## Written exercise
Below are some records. How many of their lines contain the string "Identifying"? Give the number only.
------ Input data
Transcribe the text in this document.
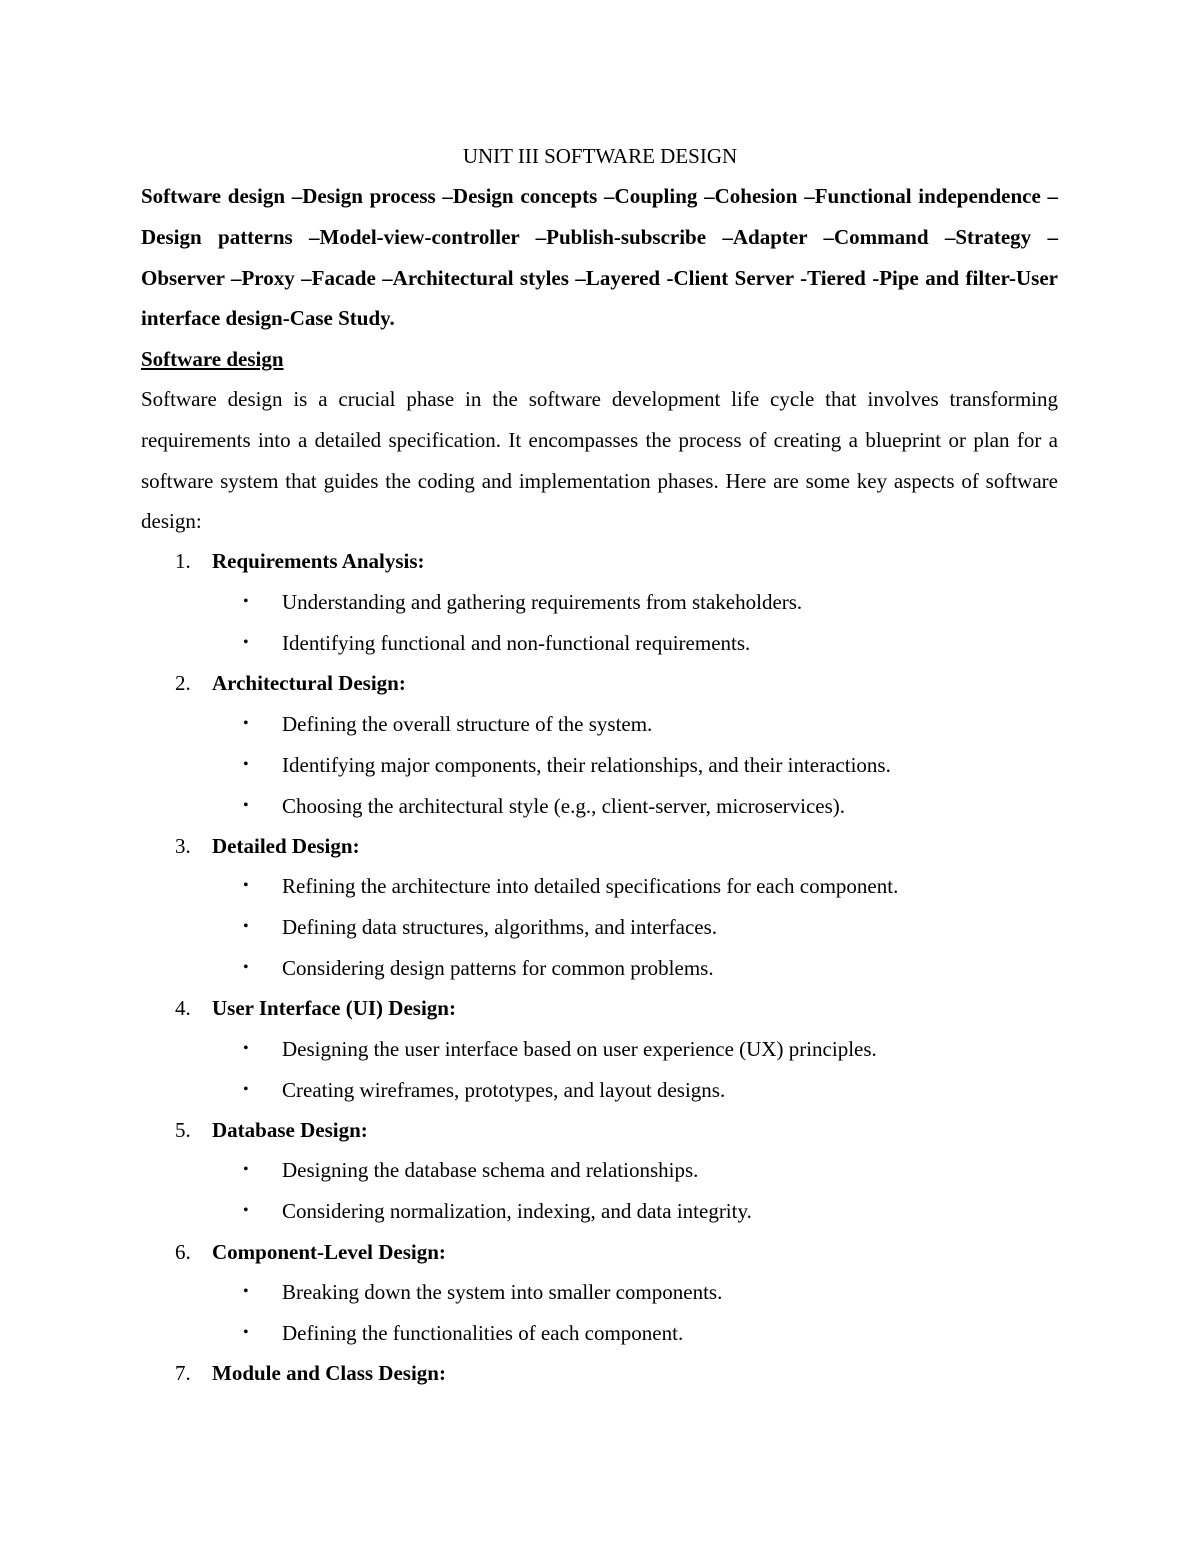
UNIT III SOFTWARE DESIGN
Software design –Design process –Design concepts –Coupling –Cohesion –Functional independence –Design patterns –Model-view-controller –Publish-subscribe –Adapter –Command –Strategy –Observer –Proxy –Facade –Architectural styles –Layered -Client Server -Tiered -Pipe and filter-User interface design-Case Study.
Software design
Software design is a crucial phase in the software development life cycle that involves transforming requirements into a detailed specification. It encompasses the process of creating a blueprint or plan for a software system that guides the coding and implementation phases. Here are some key aspects of software design:
1. Requirements Analysis:
• Understanding and gathering requirements from stakeholders.
• Identifying functional and non-functional requirements.
2. Architectural Design:
• Defining the overall structure of the system.
• Identifying major components, their relationships, and their interactions.
• Choosing the architectural style (e.g., client-server, microservices).
3. Detailed Design:
• Refining the architecture into detailed specifications for each component.
• Defining data structures, algorithms, and interfaces.
• Considering design patterns for common problems.
4. User Interface (UI) Design:
• Designing the user interface based on user experience (UX) principles.
• Creating wireframes, prototypes, and layout designs.
5. Database Design:
• Designing the database schema and relationships.
• Considering normalization, indexing, and data integrity.
6. Component-Level Design:
• Breaking down the system into smaller components.
• Defining the functionalities of each component.
7. Module and Class Design:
------------
## Output of the task
2